-- Directions for this task --
Write out every line of the material exactly as it appears.

Data entries
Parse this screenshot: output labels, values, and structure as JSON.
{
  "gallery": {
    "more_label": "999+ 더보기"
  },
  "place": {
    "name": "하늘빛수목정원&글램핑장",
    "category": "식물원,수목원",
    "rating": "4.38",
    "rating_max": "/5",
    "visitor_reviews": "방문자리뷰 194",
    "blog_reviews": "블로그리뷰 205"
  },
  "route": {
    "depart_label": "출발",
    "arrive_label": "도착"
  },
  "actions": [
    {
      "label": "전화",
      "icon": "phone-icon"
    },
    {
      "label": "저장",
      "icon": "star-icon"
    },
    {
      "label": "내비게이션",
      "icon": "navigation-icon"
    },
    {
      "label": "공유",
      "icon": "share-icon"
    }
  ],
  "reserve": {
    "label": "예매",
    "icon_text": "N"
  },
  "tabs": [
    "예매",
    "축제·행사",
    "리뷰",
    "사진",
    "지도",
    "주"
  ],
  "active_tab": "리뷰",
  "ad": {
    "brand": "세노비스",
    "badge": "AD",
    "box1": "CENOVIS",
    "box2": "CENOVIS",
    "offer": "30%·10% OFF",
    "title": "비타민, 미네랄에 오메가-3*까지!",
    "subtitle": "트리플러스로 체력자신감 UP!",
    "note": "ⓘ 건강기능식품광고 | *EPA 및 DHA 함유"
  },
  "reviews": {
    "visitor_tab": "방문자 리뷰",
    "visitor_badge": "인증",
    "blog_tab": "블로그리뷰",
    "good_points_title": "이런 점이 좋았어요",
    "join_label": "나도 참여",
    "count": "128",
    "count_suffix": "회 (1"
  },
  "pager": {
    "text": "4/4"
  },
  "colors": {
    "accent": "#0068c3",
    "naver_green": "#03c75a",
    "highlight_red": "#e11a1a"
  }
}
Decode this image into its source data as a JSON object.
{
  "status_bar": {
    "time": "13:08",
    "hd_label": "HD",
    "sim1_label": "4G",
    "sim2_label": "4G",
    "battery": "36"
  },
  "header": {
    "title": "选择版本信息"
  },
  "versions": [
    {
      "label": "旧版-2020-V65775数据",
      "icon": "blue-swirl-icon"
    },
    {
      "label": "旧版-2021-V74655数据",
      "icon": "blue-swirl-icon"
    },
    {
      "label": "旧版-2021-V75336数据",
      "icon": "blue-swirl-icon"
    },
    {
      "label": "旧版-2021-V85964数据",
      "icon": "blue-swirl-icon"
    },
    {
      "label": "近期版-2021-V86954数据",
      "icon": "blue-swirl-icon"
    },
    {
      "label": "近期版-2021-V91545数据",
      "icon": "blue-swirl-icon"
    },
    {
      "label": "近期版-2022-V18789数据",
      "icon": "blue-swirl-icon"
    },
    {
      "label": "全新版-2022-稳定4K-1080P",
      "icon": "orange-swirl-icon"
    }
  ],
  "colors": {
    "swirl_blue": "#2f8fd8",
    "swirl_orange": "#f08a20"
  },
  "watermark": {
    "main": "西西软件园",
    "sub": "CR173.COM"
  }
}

-- Response to the task --
Parse this screenshot: output labels, values, and structure as JSON.
{
  "gallery": {
    "more_label": "999+ 더보기"
  },
  "place": {
    "name": "하늘빛수목정원&글램핑장",
    "category": "식물원,수목원",
    "rating": "4.38",
    "rating_max": "/5",
    "visitor_reviews": "방문자리뷰 194",
    "blog_reviews": "블로그리뷰 205"
  },
  "route": {
    "depart_label": "출발",
    "arrive_label": "도착"
  },
  "actions": [
    {
      "label": "전화",
      "icon": "phone-icon"
    },
    {
      "label": "저장",
      "icon": "star-icon"
    },
    {
      "label": "내비게이션",
      "icon": "navigation-icon"
    },
    {
      "label": "공유",
      "icon": "share-icon"
    }
  ],
  "reserve": {
    "label": "예매",
    "icon_text": "N"
  },
  "tabs": [
    "예매",
    "축제·행사",
    "리뷰",
    "사진",
    "지도",
    "주"
  ],
  "active_tab": "리뷰",
  "ad": {
    "brand": "세노비스",
    "badge": "AD",
    "box1": "CENOVIS",
    "box2": "CENOVIS",
    "offer": "30%·10% OFF",
    "title": "비타민, 미네랄에 오메가-3*까지!",
    "subtitle": "트리플러스로 체력자신감 UP!",
    "note": "ⓘ 건강기능식품광고 | *EPA 및 DHA 함유"
  },
  "reviews": {
    "visitor_tab": "방문자 리뷰",
    "visitor_badge": "인증",
    "blog_tab": "블로그리뷰",
    "good_points_title": "이런 점이 좋았어요",
    "join_label": "나도 참여",
    "count": "128",
    "count_suffix": "회 (1"
  },
  "pager": {
    "text": "4/4"
  },
  "colors": {
    "accent": "#0068c3",
    "naver_green": "#03c75a",
    "highlight_red": "#e11a1a"
  }
}
Decode this image into its source data as a JSON object.
{
  "status_bar": {
    "time": "13:08",
    "hd_label": "HD",
    "sim1_label": "4G",
    "sim2_label": "4G",
    "battery": "36"
  },
  "header": {
    "title": "选择版本信息"
  },
  "versions": [
    {
      "label": "旧版-2020-V65775数据",
      "icon": "blue-swirl-icon"
    },
    {
      "label": "旧版-2021-V74655数据",
      "icon": "blue-swirl-icon"
    },
    {
      "label": "旧版-2021-V75336数据",
      "icon": "blue-swirl-icon"
    },
    {
      "label": "旧版-2021-V85964数据",
      "icon": "blue-swirl-icon"
    },
    {
      "label": "近期版-2021-V86954数据",
      "icon": "blue-swirl-icon"
    },
    {
      "label": "近期版-2021-V91545数据",
      "icon": "blue-swirl-icon"
    },
    {
      "label": "近期版-2022-V18789数据",
      "icon": "blue-swirl-icon"
    },
    {
      "label": "全新版-2022-稳定4K-1080P",
      "icon": "orange-swirl-icon"
    }
  ],
  "colors": {
    "swirl_blue": "#2f8fd8",
    "swirl_orange": "#f08a20"
  },
  "watermark": {
    "main": "西西软件园",
    "sub": "CR173.COM"
  }
}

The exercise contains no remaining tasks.